[begin STORED RECORDS]
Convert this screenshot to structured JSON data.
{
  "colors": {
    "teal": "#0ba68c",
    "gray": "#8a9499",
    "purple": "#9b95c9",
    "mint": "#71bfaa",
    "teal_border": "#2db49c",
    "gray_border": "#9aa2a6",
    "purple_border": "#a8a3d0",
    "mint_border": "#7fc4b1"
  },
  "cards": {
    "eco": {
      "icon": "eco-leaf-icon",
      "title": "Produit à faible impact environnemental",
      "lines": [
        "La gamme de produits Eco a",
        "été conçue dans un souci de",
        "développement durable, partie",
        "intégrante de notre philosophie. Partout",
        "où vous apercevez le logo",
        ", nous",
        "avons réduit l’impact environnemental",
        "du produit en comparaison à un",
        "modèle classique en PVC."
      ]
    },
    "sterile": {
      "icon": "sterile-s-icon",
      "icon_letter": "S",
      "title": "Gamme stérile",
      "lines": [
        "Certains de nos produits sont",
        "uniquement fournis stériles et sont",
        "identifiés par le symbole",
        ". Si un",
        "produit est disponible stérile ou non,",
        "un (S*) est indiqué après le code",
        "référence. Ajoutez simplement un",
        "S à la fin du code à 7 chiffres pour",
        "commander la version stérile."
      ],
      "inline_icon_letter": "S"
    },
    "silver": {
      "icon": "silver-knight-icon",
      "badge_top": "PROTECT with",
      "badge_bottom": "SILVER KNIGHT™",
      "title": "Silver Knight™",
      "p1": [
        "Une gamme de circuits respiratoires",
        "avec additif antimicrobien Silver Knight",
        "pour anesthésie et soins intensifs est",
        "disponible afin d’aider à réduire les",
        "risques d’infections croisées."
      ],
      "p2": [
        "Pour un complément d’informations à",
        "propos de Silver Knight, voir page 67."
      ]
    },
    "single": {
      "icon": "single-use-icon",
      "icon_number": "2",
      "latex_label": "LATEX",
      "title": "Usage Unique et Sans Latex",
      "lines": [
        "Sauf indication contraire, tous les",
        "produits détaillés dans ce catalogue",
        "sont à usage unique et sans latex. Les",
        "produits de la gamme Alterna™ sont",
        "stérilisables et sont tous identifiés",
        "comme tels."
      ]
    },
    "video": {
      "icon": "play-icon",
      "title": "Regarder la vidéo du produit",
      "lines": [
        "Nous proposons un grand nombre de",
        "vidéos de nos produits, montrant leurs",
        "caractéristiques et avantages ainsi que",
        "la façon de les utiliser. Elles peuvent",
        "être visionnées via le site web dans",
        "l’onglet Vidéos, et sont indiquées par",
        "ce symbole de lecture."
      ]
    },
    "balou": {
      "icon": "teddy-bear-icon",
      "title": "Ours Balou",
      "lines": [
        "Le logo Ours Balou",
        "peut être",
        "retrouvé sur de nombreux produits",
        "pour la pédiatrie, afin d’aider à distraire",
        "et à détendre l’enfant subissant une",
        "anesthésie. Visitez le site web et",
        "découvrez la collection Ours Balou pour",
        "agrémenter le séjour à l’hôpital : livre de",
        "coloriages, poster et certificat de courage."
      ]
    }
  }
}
[end STORED RECORDS]
TASK OBJECTIVE
Check each line of the records for "sont" and copy the ones that contain it.

WRITTEN SOLUTION
        "Certains de nos produits sont",
        "uniquement fournis stériles et sont",
        "sont à usage unique et sans latex. Les",
        "produits de la gamme Alterna™ sont",
        "stérilisables et sont tous identifiés",
        "l’onglet Vidéos, et sont indiquées par",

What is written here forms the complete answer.